§ **Given instruction**
Give the number of lines in the data that contain "للامير", and nothing more.
────────────────
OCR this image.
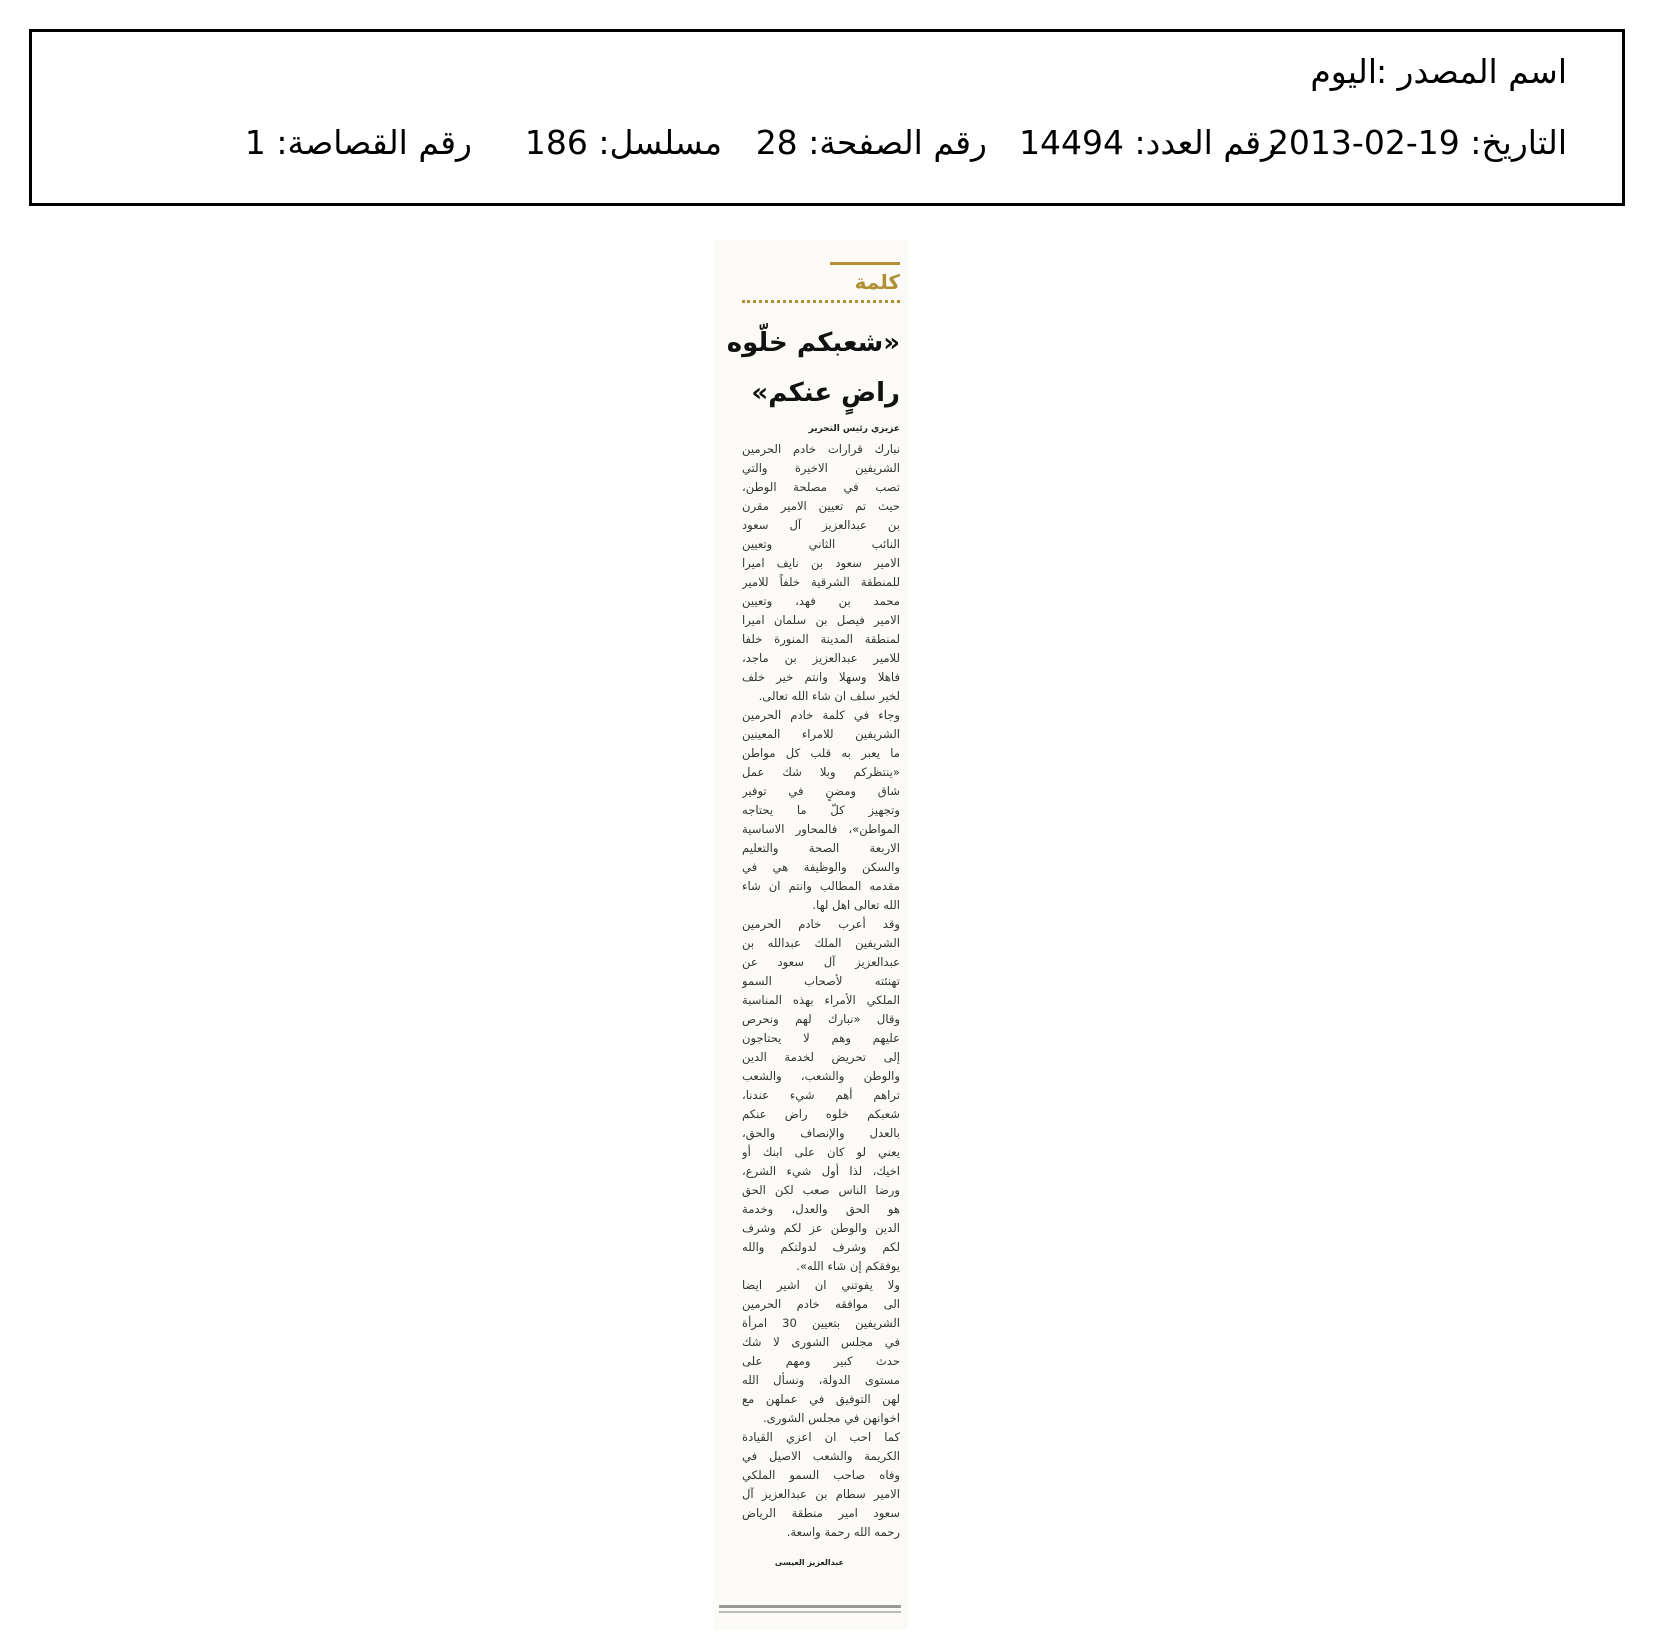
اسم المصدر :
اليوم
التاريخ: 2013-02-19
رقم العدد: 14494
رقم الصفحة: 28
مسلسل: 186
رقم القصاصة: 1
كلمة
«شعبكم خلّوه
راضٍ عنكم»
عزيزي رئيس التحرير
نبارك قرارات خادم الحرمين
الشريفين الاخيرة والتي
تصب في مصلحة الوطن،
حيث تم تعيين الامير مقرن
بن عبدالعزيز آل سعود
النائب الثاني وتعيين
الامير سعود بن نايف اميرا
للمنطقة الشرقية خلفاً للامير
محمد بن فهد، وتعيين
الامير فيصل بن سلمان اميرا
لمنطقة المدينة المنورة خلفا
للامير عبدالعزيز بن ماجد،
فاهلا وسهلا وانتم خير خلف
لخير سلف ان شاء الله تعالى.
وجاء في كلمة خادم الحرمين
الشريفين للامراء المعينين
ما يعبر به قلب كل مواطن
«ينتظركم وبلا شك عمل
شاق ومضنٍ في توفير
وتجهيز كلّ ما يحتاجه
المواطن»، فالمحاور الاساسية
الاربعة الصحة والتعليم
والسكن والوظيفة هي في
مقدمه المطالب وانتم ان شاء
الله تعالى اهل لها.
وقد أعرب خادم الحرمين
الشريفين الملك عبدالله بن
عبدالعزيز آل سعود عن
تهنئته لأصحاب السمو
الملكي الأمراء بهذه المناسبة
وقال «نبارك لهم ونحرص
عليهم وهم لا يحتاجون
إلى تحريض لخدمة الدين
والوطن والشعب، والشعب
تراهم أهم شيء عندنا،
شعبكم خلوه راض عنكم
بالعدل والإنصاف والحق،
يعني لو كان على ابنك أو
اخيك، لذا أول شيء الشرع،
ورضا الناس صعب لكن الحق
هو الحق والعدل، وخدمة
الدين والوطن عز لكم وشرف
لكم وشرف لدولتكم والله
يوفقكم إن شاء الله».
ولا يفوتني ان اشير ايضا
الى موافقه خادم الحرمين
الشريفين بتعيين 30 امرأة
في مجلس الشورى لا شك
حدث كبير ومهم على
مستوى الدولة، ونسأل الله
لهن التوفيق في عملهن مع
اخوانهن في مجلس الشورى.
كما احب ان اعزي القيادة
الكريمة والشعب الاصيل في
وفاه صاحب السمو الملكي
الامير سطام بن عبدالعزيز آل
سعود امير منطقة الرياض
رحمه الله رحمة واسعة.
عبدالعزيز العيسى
────────────────
§ **The result**
2